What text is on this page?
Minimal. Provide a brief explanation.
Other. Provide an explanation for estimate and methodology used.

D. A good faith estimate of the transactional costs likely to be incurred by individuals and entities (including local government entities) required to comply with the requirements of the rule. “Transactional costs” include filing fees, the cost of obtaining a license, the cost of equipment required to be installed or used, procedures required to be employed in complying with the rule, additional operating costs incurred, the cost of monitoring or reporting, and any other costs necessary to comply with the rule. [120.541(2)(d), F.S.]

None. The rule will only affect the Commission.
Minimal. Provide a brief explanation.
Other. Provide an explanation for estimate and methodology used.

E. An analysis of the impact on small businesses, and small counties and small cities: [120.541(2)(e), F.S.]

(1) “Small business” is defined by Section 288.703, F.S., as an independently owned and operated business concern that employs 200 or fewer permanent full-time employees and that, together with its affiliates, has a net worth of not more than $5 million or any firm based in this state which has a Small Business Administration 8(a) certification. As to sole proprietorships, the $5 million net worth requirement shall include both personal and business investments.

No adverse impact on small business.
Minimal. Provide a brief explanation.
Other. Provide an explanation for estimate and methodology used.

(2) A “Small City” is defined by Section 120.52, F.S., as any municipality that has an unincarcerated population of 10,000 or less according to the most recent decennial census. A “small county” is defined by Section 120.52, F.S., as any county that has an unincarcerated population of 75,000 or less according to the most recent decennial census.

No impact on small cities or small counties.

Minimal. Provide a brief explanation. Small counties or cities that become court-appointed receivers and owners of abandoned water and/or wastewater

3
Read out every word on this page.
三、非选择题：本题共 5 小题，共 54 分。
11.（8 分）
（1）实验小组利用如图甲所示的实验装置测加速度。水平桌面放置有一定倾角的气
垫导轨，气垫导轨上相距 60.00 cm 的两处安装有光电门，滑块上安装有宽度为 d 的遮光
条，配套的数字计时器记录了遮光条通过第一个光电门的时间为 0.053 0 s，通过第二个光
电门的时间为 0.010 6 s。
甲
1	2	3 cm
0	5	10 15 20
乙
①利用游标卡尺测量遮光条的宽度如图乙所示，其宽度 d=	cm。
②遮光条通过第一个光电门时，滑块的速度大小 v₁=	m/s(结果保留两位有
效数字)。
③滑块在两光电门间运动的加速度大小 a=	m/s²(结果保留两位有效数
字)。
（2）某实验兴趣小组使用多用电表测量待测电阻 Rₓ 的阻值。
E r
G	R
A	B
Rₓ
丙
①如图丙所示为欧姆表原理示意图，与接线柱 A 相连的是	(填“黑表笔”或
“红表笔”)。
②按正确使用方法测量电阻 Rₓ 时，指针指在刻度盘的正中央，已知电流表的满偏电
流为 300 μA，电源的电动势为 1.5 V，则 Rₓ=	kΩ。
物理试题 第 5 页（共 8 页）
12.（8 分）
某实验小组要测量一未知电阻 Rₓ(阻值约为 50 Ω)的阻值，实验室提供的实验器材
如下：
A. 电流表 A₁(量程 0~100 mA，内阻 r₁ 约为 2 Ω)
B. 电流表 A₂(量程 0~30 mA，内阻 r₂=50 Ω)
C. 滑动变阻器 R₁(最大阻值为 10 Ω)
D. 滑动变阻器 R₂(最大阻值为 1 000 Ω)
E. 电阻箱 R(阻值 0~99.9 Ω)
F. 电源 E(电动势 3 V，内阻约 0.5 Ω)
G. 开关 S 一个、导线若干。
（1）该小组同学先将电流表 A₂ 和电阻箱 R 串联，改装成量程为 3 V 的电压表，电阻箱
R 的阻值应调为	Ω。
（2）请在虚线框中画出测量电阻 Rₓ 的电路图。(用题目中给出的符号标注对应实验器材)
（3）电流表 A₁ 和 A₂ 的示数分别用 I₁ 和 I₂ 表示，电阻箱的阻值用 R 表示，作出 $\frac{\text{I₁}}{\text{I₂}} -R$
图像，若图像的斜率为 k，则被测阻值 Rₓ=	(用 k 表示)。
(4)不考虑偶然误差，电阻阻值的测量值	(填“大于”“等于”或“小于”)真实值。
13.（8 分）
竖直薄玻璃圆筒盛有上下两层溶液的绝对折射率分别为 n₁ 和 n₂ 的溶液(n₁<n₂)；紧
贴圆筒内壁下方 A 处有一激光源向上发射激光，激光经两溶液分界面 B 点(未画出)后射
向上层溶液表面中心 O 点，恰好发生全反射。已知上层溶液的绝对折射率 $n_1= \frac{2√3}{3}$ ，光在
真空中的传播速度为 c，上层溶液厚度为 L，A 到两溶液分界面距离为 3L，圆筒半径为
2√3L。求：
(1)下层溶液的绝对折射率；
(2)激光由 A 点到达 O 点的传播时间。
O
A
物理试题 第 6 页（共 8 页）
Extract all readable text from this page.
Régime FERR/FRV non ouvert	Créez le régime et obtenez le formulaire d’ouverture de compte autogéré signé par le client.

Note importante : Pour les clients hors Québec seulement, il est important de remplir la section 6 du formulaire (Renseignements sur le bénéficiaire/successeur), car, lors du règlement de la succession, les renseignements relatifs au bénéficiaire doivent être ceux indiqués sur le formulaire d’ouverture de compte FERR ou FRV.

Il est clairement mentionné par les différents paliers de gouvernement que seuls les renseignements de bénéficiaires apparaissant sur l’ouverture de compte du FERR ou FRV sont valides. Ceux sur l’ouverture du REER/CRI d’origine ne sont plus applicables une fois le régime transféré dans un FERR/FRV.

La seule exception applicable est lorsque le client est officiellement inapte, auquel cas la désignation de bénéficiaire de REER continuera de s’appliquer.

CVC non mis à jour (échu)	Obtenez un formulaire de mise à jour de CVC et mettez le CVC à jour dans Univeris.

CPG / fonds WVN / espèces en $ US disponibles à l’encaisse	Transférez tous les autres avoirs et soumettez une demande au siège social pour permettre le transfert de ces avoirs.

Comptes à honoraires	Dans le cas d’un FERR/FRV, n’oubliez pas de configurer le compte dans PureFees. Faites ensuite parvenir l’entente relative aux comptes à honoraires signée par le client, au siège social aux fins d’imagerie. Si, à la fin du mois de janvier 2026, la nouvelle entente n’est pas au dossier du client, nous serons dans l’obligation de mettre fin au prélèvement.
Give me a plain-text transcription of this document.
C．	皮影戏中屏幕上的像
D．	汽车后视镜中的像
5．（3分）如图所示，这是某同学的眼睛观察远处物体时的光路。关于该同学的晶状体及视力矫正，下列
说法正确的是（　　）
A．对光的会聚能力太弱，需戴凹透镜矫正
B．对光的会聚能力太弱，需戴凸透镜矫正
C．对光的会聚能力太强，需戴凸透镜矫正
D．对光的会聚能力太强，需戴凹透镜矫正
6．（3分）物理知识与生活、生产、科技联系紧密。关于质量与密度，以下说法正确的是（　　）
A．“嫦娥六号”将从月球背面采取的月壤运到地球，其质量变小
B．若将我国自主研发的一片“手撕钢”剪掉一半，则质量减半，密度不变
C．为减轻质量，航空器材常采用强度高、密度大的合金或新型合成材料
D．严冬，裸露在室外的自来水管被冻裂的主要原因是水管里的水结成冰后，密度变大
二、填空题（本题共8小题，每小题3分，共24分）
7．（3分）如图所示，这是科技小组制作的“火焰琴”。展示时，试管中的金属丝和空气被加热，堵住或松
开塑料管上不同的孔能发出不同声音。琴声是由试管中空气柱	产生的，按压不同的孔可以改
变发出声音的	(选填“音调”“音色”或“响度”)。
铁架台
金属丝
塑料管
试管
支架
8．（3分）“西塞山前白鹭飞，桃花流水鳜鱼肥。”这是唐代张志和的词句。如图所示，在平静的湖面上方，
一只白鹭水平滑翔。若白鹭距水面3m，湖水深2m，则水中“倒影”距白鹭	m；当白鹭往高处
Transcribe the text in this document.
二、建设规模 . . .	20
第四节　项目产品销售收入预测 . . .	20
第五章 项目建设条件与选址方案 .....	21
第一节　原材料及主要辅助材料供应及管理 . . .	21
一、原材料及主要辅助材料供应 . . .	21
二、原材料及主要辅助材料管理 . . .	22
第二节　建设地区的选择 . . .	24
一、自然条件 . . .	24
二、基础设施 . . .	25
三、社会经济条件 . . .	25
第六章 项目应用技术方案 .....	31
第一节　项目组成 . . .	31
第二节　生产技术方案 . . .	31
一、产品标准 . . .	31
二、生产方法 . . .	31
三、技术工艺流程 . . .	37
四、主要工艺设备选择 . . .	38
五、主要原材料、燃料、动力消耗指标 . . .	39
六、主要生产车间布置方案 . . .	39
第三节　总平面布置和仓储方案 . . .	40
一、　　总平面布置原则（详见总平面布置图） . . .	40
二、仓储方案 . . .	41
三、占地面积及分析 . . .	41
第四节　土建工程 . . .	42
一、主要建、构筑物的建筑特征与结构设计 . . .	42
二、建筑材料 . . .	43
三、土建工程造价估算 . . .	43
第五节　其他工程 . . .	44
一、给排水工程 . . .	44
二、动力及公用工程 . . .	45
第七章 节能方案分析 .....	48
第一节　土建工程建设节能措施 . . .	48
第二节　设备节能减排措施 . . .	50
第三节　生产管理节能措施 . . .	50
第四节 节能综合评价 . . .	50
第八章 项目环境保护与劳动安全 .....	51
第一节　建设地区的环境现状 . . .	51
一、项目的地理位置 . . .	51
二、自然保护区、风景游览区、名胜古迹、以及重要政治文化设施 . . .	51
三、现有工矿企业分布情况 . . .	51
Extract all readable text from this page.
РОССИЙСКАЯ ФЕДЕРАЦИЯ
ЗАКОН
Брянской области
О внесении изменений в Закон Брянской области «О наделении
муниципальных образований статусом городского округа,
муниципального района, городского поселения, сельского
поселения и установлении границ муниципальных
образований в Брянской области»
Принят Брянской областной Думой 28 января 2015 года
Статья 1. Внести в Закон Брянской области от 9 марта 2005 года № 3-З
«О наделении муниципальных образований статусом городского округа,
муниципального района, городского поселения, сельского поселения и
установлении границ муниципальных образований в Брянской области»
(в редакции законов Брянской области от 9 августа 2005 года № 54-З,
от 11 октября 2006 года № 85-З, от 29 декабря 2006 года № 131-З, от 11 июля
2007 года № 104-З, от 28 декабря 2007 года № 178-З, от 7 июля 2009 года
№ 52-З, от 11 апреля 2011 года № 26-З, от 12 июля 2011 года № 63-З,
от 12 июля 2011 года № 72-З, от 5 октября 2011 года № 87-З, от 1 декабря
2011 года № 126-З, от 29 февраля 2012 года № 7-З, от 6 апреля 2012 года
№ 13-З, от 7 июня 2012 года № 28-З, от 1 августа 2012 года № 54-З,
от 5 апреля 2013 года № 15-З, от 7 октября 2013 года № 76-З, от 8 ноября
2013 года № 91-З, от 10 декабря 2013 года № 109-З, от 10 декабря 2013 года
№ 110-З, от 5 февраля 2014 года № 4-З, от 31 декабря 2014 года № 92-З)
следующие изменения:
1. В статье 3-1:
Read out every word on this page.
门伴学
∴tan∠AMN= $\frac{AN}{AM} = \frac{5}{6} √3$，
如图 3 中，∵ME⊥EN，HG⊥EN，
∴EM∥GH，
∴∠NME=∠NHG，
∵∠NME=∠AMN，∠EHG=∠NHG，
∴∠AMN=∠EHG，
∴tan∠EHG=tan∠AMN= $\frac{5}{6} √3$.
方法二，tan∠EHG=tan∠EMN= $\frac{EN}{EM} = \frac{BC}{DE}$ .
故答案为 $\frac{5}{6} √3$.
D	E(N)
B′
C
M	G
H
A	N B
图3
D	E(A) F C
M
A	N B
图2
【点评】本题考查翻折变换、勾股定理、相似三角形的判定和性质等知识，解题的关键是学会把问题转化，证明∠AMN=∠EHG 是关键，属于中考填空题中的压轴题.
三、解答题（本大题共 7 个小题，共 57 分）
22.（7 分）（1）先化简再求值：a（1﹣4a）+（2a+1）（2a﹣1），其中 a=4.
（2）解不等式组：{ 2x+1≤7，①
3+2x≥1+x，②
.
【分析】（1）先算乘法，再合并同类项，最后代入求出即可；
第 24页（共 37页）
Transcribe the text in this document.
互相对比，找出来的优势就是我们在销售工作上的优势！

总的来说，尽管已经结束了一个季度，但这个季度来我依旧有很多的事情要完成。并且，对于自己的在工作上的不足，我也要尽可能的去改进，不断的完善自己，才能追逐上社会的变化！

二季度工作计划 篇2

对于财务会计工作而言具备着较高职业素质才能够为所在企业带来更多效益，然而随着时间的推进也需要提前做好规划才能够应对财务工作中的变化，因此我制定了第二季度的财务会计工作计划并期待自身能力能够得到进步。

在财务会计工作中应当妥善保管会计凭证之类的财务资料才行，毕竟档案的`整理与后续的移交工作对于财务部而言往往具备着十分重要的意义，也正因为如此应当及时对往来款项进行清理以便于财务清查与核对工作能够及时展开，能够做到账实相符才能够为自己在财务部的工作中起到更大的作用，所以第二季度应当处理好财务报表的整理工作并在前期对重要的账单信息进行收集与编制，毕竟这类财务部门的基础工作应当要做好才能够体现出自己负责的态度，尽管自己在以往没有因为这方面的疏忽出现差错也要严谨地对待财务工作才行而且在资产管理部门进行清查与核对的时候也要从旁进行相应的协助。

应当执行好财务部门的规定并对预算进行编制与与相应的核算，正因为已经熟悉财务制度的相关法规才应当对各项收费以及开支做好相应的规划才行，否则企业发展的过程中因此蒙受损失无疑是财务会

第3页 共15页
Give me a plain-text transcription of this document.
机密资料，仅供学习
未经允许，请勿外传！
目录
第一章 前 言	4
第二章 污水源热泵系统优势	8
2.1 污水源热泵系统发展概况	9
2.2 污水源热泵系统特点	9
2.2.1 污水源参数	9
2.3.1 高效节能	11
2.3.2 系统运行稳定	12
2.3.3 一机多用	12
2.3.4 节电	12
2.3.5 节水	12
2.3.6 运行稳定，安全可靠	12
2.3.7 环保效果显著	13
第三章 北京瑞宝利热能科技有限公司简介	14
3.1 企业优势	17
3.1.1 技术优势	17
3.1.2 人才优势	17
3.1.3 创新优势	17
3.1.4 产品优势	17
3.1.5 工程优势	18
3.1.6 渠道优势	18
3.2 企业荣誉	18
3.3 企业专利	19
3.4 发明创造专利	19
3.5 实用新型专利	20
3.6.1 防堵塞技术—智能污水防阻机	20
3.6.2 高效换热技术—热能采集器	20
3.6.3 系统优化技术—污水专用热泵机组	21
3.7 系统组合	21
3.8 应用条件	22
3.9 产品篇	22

Given problem - Pull out each line containing the word "frac" and copy it.

Answer below -
（3）电流表 A₁ 和 A₂ 的示数分别用 I₁ 和 I₂ 表示，电阻箱的阻值用 R 表示，作出 $\frac{\text{I₁}}{\text{I₂}} -R$
向上层溶液表面中心 O 点，恰好发生全反射。已知上层溶液的绝对折射率 $n_1= \frac{2√3}{3}$ ，光在
∴tan∠AMN= $\frac{AN}{AM} = \frac{5}{6} √3$，
∴tan∠EHG=tan∠AMN= $\frac{5}{6} √3$.
方法二，tan∠EHG=tan∠EMN= $\frac{EN}{EM} = \frac{BC}{DE}$ .
故答案为 $\frac{5}{6} √3$.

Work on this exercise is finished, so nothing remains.